Given instruction: Each entry must be given again exactly; images do not belong in the copy.

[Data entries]
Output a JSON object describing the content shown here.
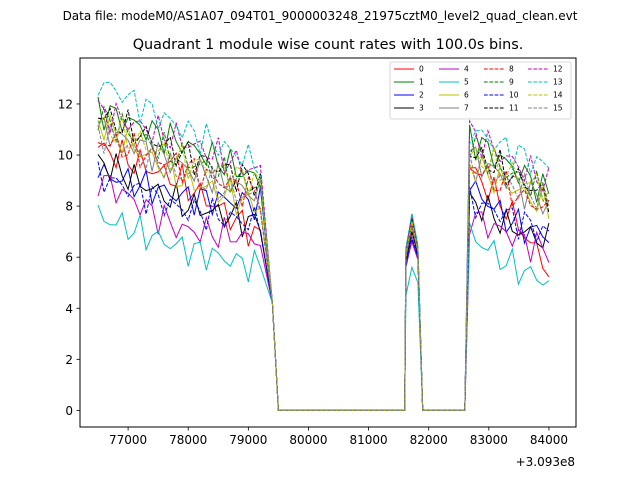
{
  "chart_data": {
    "type": "line",
    "suptitle": "Data file: modeM0/AS1A07_094T01_9000003248_21975cztM0_level2_quad_clean.evt",
    "title": "Quadrant 1 module wise count rates with 100.0s bins.",
    "xlabel": "",
    "ylabel": "",
    "x_offset_label": "+3.093e8",
    "xlim": [
      76200,
      84450
    ],
    "ylim": [
      -0.65,
      13.8
    ],
    "x_ticks": [
      77000,
      78000,
      79000,
      80000,
      81000,
      82000,
      83000,
      84000
    ],
    "x_tick_labels": [
      "77000",
      "78000",
      "79000",
      "80000",
      "81000",
      "82000",
      "83000",
      "84000"
    ],
    "y_ticks": [
      0,
      2,
      4,
      6,
      8,
      10,
      12
    ],
    "y_tick_labels": [
      "0",
      "2",
      "4",
      "6",
      "8",
      "10",
      "12"
    ],
    "grid": false,
    "legend_position": "top-right",
    "segments": [
      {
        "x_start": 76500,
        "x_end": 79200,
        "n": 28
      },
      {
        "x_start": 81620,
        "x_end": 81820,
        "n": 3
      },
      {
        "x_start": 82680,
        "x_end": 84000,
        "n": 14
      }
    ],
    "gap_points": {
      "x": [
        79400,
        79500,
        81500,
        81600,
        81900,
        82000,
        82500,
        82600
      ],
      "y": [
        4.2,
        0,
        0,
        0,
        0,
        0,
        0,
        0
      ]
    },
    "series": [
      {
        "name": "0",
        "color": "#ff0000",
        "dash": "solid",
        "segment_levels": [
          [
            10.3,
            9.0,
            6.8
          ],
          [
            6.0,
            7.2,
            6.2
          ],
          [
            9.5,
            7.8,
            5.5
          ]
        ]
      },
      {
        "name": "1",
        "color": "#008000",
        "dash": "solid",
        "segment_levels": [
          [
            11.8,
            10.5,
            9.0
          ],
          [
            6.2,
            7.7,
            6.4
          ],
          [
            10.7,
            9.6,
            8.5
          ]
        ]
      },
      {
        "name": "2",
        "color": "#0000ff",
        "dash": "solid",
        "segment_levels": [
          [
            9.3,
            8.4,
            8.1
          ],
          [
            5.6,
            6.7,
            6.0
          ],
          [
            8.8,
            7.4,
            6.8
          ]
        ]
      },
      {
        "name": "3",
        "color": "#000000",
        "dash": "solid",
        "segment_levels": [
          [
            9.8,
            8.1,
            7.3
          ],
          [
            5.8,
            7.0,
            6.1
          ],
          [
            8.3,
            7.2,
            6.6
          ]
        ]
      },
      {
        "name": "4",
        "color": "#bf00bf",
        "dash": "solid",
        "segment_levels": [
          [
            9.1,
            7.1,
            6.7
          ],
          [
            5.7,
            6.6,
            5.9
          ],
          [
            7.6,
            6.9,
            6.2
          ]
        ]
      },
      {
        "name": "5",
        "color": "#00bfbf",
        "dash": "solid",
        "segment_levels": [
          [
            7.6,
            6.4,
            5.6
          ],
          [
            4.5,
            5.6,
            5.0
          ],
          [
            6.9,
            5.7,
            5.0
          ]
        ]
      },
      {
        "name": "6",
        "color": "#bfbf00",
        "dash": "solid",
        "segment_levels": [
          [
            11.3,
            9.1,
            8.0
          ],
          [
            6.0,
            7.4,
            6.2
          ],
          [
            9.6,
            8.8,
            7.9
          ]
        ]
      },
      {
        "name": "7",
        "color": "#808080",
        "dash": "solid",
        "segment_levels": [
          [
            11.1,
            9.6,
            8.4
          ],
          [
            6.1,
            7.3,
            6.3
          ],
          [
            10.0,
            9.0,
            8.0
          ]
        ]
      },
      {
        "name": "8",
        "color": "#ff0000",
        "dash": "dashed",
        "segment_levels": [
          [
            10.6,
            9.6,
            8.4
          ],
          [
            6.1,
            7.3,
            6.2
          ],
          [
            9.6,
            8.6,
            7.8
          ]
        ]
      },
      {
        "name": "9",
        "color": "#008000",
        "dash": "dashed",
        "segment_levels": [
          [
            11.5,
            9.9,
            8.7
          ],
          [
            6.2,
            7.5,
            6.3
          ],
          [
            10.4,
            9.3,
            8.4
          ]
        ]
      },
      {
        "name": "10",
        "color": "#0000ff",
        "dash": "dashed",
        "segment_levels": [
          [
            9.2,
            7.9,
            7.3
          ],
          [
            5.7,
            6.8,
            6.0
          ],
          [
            8.2,
            7.6,
            6.9
          ]
        ]
      },
      {
        "name": "11",
        "color": "#000000",
        "dash": "dashed",
        "segment_levels": [
          [
            11.6,
            10.1,
            8.9
          ],
          [
            6.2,
            7.5,
            6.3
          ],
          [
            10.1,
            9.3,
            8.3
          ]
        ]
      },
      {
        "name": "12",
        "color": "#bf00bf",
        "dash": "dashed",
        "segment_levels": [
          [
            11.7,
            10.6,
            9.3
          ],
          [
            6.3,
            7.6,
            6.4
          ],
          [
            10.9,
            9.8,
            8.9
          ]
        ]
      },
      {
        "name": "13",
        "color": "#00bfbf",
        "dash": "dashed",
        "segment_levels": [
          [
            12.9,
            11.1,
            9.6
          ],
          [
            6.4,
            7.7,
            6.5
          ],
          [
            11.0,
            10.2,
            9.5
          ]
        ]
      },
      {
        "name": "14",
        "color": "#bfbf00",
        "dash": "dashed",
        "segment_levels": [
          [
            11.2,
            9.8,
            8.9
          ],
          [
            6.1,
            7.4,
            6.3
          ],
          [
            10.0,
            9.3,
            8.6
          ]
        ]
      },
      {
        "name": "15",
        "color": "#808080",
        "dash": "dashed",
        "segment_levels": [
          [
            10.9,
            9.3,
            8.2
          ],
          [
            6.0,
            7.2,
            6.2
          ],
          [
            9.8,
            8.9,
            8.2
          ]
        ]
      }
    ]
  }
}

Task answer:
Output a JSON object describing the content shown here.
{
  "chart_data": {
    "type": "line",
    "suptitle": "Data file: modeM0/AS1A07_094T01_9000003248_21975cztM0_level2_quad_clean.evt",
    "title": "Quadrant 1 module wise count rates with 100.0s bins.",
    "xlabel": "",
    "ylabel": "",
    "x_offset_label": "+3.093e8",
    "xlim": [
      76200,
      84450
    ],
    "ylim": [
      -0.65,
      13.8
    ],
    "x_ticks": [
      77000,
      78000,
      79000,
      80000,
      81000,
      82000,
      83000,
      84000
    ],
    "x_tick_labels": [
      "77000",
      "78000",
      "79000",
      "80000",
      "81000",
      "82000",
      "83000",
      "84000"
    ],
    "y_ticks": [
      0,
      2,
      4,
      6,
      8,
      10,
      12
    ],
    "y_tick_labels": [
      "0",
      "2",
      "4",
      "6",
      "8",
      "10",
      "12"
    ],
    "grid": false,
    "legend_position": "top-right",
    "segments": [
      {
        "x_start": 76500,
        "x_end": 79200,
        "n": 28
      },
      {
        "x_start": 81620,
        "x_end": 81820,
        "n": 3
      },
      {
        "x_start": 82680,
        "x_end": 84000,
        "n": 14
      }
    ],
    "gap_points": {
      "x": [
        79400,
        79500,
        81500,
        81600,
        81900,
        82000,
        82500,
        82600
      ],
      "y": [
        4.2,
        0,
        0,
        0,
        0,
        0,
        0,
        0
      ]
    },
    "series": [
      {
        "name": "0",
        "color": "#ff0000",
        "dash": "solid",
        "segment_levels": [
          [
            10.3,
            9.0,
            6.8
          ],
          [
            6.0,
            7.2,
            6.2
          ],
          [
            9.5,
            7.8,
            5.5
          ]
        ]
      },
      {
        "name": "1",
        "color": "#008000",
        "dash": "solid",
        "segment_levels": [
          [
            11.8,
            10.5,
            9.0
          ],
          [
            6.2,
            7.7,
            6.4
          ],
          [
            10.7,
            9.6,
            8.5
          ]
        ]
      },
      {
        "name": "2",
        "color": "#0000ff",
        "dash": "solid",
        "segment_levels": [
          [
            9.3,
            8.4,
            8.1
          ],
          [
            5.6,
            6.7,
            6.0
          ],
          [
            8.8,
            7.4,
            6.8
          ]
        ]
      },
      {
        "name": "3",
        "color": "#000000",
        "dash": "solid",
        "segment_levels": [
          [
            9.8,
            8.1,
            7.3
          ],
          [
            5.8,
            7.0,
            6.1
          ],
          [
            8.3,
            7.2,
            6.6
          ]
        ]
      },
      {
        "name": "4",
        "color": "#bf00bf",
        "dash": "solid",
        "segment_levels": [
          [
            9.1,
            7.1,
            6.7
          ],
          [
            5.7,
            6.6,
            5.9
          ],
          [
            7.6,
            6.9,
            6.2
          ]
        ]
      },
      {
        "name": "5",
        "color": "#00bfbf",
        "dash": "solid",
        "segment_levels": [
          [
            7.6,
            6.4,
            5.6
          ],
          [
            4.5,
            5.6,
            5.0
          ],
          [
            6.9,
            5.7,
            5.0
          ]
        ]
      },
      {
        "name": "6",
        "color": "#bfbf00",
        "dash": "solid",
        "segment_levels": [
          [
            11.3,
            9.1,
            8.0
          ],
          [
            6.0,
            7.4,
            6.2
          ],
          [
            9.6,
            8.8,
            7.9
          ]
        ]
      },
      {
        "name": "7",
        "color": "#808080",
        "dash": "solid",
        "segment_levels": [
          [
            11.1,
            9.6,
            8.4
          ],
          [
            6.1,
            7.3,
            6.3
          ],
          [
            10.0,
            9.0,
            8.0
          ]
        ]
      },
      {
        "name": "8",
        "color": "#ff0000",
        "dash": "dashed",
        "segment_levels": [
          [
            10.6,
            9.6,
            8.4
          ],
          [
            6.1,
            7.3,
            6.2
          ],
          [
            9.6,
            8.6,
            7.8
          ]
        ]
      },
      {
        "name": "9",
        "color": "#008000",
        "dash": "dashed",
        "segment_levels": [
          [
            11.5,
            9.9,
            8.7
          ],
          [
            6.2,
            7.5,
            6.3
          ],
          [
            10.4,
            9.3,
            8.4
          ]
        ]
      },
      {
        "name": "10",
        "color": "#0000ff",
        "dash": "dashed",
        "segment_levels": [
          [
            9.2,
            7.9,
            7.3
          ],
          [
            5.7,
            6.8,
            6.0
          ],
          [
            8.2,
            7.6,
            6.9
          ]
        ]
      },
      {
        "name": "11",
        "color": "#000000",
        "dash": "dashed",
        "segment_levels": [
          [
            11.6,
            10.1,
            8.9
          ],
          [
            6.2,
            7.5,
            6.3
          ],
          [
            10.1,
            9.3,
            8.3
          ]
        ]
      },
      {
        "name": "12",
        "color": "#bf00bf",
        "dash": "dashed",
        "segment_levels": [
          [
            11.7,
            10.6,
            9.3
          ],
          [
            6.3,
            7.6,
            6.4
          ],
          [
            10.9,
            9.8,
            8.9
          ]
        ]
      },
      {
        "name": "13",
        "color": "#00bfbf",
        "dash": "dashed",
        "segment_levels": [
          [
            12.9,
            11.1,
            9.6
          ],
          [
            6.4,
            7.7,
            6.5
          ],
          [
            11.0,
            10.2,
            9.5
          ]
        ]
      },
      {
        "name": "14",
        "color": "#bfbf00",
        "dash": "dashed",
        "segment_levels": [
          [
            11.2,
            9.8,
            8.9
          ],
          [
            6.1,
            7.4,
            6.3
          ],
          [
            10.0,
            9.3,
            8.6
          ]
        ]
      },
      {
        "name": "15",
        "color": "#808080",
        "dash": "dashed",
        "segment_levels": [
          [
            10.9,
            9.3,
            8.2
          ],
          [
            6.0,
            7.2,
            6.2
          ],
          [
            9.8,
            8.9,
            8.2
          ]
        ]
      }
    ]
  }
}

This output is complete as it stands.